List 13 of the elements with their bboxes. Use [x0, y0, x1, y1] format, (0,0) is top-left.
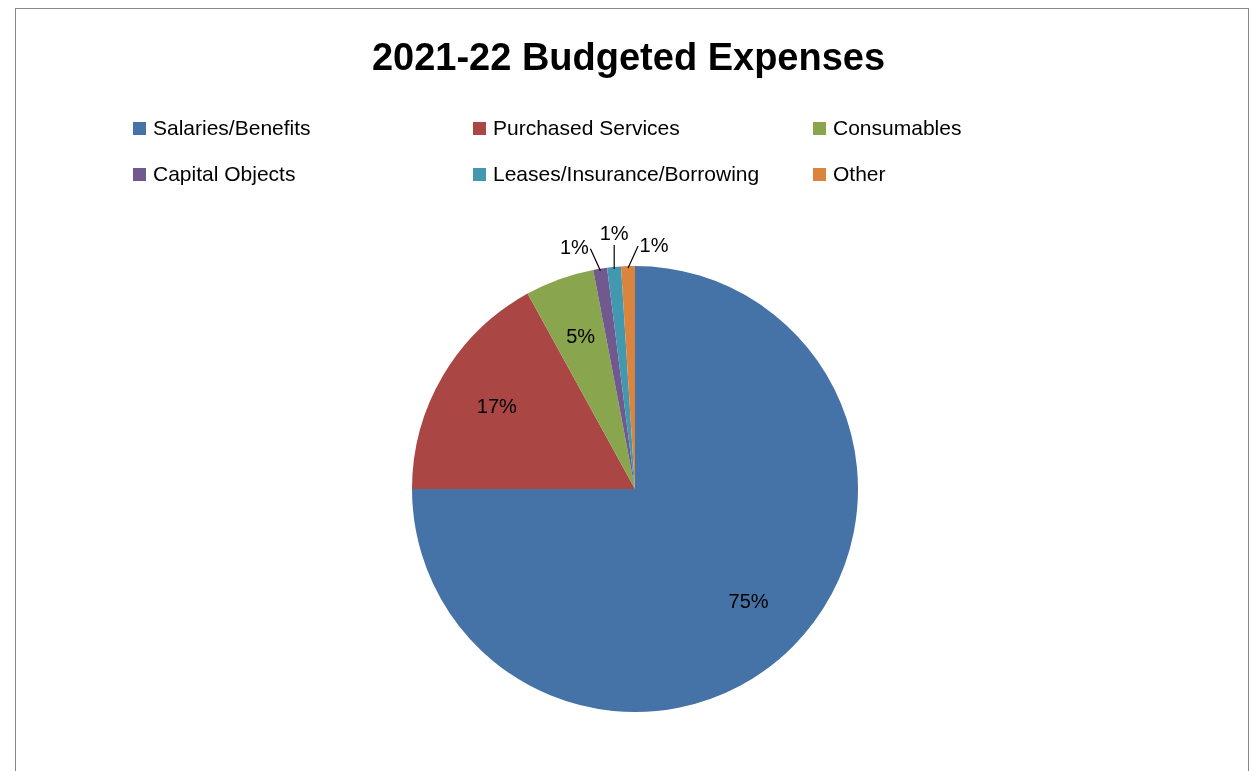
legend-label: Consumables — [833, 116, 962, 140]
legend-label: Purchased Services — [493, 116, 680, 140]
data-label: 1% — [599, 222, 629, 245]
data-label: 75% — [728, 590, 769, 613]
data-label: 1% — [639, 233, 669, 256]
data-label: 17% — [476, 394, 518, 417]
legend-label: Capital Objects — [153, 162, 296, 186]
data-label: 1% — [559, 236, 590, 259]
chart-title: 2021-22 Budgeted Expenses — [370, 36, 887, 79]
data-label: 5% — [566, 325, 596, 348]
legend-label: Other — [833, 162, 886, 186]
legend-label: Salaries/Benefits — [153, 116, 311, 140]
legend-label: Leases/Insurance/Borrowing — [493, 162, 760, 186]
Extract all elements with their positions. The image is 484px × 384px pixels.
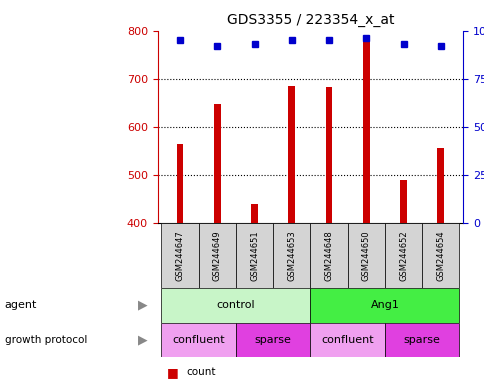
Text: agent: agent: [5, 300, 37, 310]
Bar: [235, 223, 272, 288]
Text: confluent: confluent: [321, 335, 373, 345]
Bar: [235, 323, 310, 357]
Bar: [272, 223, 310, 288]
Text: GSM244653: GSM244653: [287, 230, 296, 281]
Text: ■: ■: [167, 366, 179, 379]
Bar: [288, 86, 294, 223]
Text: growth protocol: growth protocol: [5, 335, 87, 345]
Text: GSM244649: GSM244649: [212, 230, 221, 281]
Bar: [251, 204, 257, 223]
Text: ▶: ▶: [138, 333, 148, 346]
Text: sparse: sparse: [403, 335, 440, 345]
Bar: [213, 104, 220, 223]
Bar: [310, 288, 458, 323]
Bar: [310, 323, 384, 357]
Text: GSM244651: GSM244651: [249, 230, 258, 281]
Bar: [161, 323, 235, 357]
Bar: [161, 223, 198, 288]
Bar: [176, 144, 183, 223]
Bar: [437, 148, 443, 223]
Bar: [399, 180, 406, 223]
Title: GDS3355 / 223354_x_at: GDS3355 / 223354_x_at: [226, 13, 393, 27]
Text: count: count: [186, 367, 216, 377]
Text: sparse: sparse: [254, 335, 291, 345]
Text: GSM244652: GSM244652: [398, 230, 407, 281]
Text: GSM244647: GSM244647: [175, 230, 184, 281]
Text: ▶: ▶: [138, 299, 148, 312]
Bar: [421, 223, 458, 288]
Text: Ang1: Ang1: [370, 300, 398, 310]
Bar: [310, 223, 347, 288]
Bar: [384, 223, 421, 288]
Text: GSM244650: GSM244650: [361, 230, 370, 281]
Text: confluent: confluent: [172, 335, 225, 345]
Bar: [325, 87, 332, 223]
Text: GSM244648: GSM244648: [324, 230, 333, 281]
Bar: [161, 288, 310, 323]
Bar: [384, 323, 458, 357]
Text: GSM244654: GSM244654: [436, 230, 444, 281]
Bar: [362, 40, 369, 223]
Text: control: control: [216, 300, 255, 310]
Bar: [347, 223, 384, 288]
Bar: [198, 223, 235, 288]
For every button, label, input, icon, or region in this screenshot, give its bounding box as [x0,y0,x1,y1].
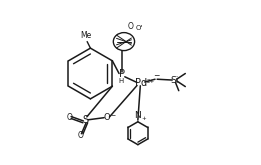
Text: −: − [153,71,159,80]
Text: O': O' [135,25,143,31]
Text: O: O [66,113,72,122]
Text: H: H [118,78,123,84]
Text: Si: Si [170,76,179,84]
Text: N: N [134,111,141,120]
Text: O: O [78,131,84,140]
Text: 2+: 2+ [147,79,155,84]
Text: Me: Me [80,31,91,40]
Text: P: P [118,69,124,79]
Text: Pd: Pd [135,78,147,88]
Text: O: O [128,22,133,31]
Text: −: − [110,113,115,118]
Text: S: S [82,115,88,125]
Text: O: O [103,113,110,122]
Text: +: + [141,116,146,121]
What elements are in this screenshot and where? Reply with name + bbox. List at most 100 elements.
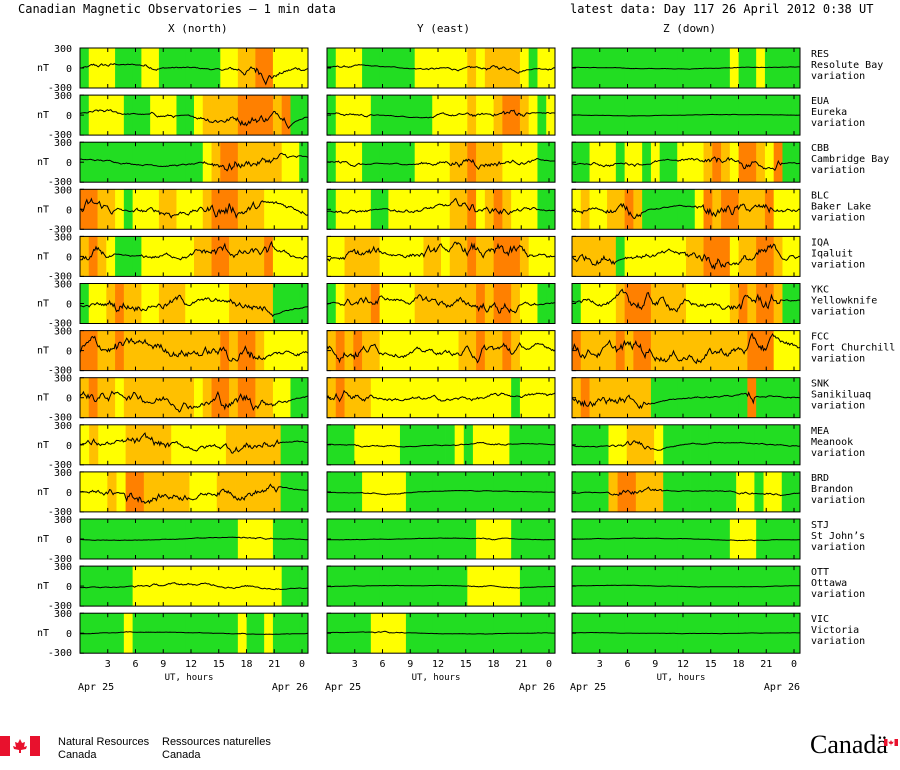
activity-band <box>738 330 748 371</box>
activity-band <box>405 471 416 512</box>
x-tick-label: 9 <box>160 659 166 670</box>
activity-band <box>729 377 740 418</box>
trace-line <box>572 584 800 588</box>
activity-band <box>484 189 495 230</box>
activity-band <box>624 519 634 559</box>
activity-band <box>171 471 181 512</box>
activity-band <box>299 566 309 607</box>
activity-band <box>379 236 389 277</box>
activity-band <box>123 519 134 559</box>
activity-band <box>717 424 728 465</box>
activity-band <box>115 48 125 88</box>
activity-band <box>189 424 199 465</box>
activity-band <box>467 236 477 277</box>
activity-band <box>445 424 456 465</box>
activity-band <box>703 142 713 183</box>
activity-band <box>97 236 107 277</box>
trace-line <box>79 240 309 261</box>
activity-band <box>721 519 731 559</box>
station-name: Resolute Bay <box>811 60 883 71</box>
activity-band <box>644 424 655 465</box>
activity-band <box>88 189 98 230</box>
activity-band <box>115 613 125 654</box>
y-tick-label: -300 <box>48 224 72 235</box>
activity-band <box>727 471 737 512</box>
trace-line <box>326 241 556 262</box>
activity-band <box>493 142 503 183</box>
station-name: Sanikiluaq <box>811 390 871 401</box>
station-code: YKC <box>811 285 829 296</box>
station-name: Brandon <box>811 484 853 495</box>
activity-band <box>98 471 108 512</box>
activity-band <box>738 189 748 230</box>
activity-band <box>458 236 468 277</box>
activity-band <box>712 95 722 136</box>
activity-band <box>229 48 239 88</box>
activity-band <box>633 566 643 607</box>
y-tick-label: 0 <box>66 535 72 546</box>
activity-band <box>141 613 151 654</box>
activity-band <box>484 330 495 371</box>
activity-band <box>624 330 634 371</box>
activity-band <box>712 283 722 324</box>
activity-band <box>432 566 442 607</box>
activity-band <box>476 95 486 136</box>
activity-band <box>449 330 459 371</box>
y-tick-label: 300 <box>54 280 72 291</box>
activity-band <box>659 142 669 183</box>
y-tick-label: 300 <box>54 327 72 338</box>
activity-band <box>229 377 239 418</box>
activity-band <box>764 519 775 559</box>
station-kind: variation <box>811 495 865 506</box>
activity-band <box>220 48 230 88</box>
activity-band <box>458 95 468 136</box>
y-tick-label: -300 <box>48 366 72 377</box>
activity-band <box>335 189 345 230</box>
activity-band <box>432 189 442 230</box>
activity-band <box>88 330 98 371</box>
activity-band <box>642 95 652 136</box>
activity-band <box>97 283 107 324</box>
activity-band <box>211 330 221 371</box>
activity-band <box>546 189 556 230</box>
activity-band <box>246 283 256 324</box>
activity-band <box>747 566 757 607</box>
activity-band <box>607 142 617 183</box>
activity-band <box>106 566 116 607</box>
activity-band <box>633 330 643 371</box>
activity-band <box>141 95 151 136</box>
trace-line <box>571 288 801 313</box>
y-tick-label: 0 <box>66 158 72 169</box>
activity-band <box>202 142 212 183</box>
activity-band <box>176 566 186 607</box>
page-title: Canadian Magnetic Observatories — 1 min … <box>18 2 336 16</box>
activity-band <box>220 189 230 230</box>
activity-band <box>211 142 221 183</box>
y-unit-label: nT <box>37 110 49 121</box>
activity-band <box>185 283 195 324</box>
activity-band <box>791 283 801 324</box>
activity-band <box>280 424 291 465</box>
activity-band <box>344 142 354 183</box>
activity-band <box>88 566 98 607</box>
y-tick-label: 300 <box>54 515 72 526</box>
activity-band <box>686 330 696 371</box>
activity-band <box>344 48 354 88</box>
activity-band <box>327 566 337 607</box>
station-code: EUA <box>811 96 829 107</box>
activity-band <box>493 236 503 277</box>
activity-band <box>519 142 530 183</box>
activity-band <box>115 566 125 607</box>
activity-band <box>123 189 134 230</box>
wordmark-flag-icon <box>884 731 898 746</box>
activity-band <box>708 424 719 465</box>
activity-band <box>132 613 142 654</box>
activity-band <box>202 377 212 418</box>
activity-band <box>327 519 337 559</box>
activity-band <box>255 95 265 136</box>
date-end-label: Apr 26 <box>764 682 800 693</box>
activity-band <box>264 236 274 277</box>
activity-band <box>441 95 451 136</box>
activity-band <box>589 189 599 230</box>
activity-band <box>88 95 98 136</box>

****************************************

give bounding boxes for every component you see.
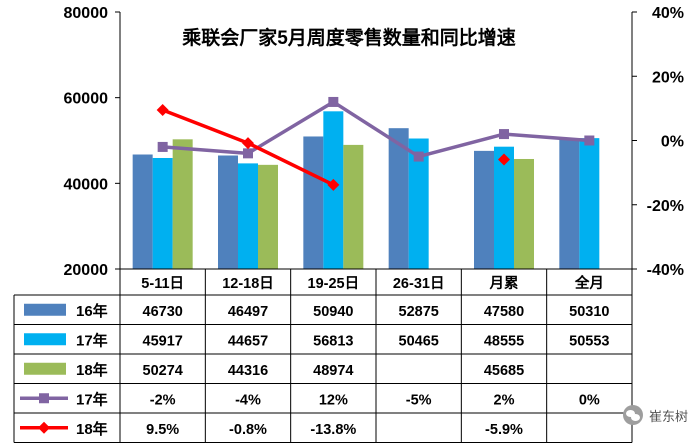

****************************************

TASK TO COMPLETE:
Rewrite the part that opens with the line containing "What elements are" and closes with the line containing "activity-band <box>484 189 495 230</box>" as a two-column CSV with the columns instruction and output. Give one row for each request, with its text and its answer each in a single quoted field, line breaks turned into spaces, and the pictures left out.

WRITTEN RESPONSE:
instruction,output
"What elements are in this screenshot and where? Reply with name + bbox. List at most 100 elements.","activity-band <box>738 330 748 371</box> activity-band <box>405 471 416 512</box> x-tick-label: 9 <box>160 659 166 670</box> activity-band <box>729 377 740 418</box> trace-line <box>572 584 800 588</box> activity-band <box>484 189 495 230</box>"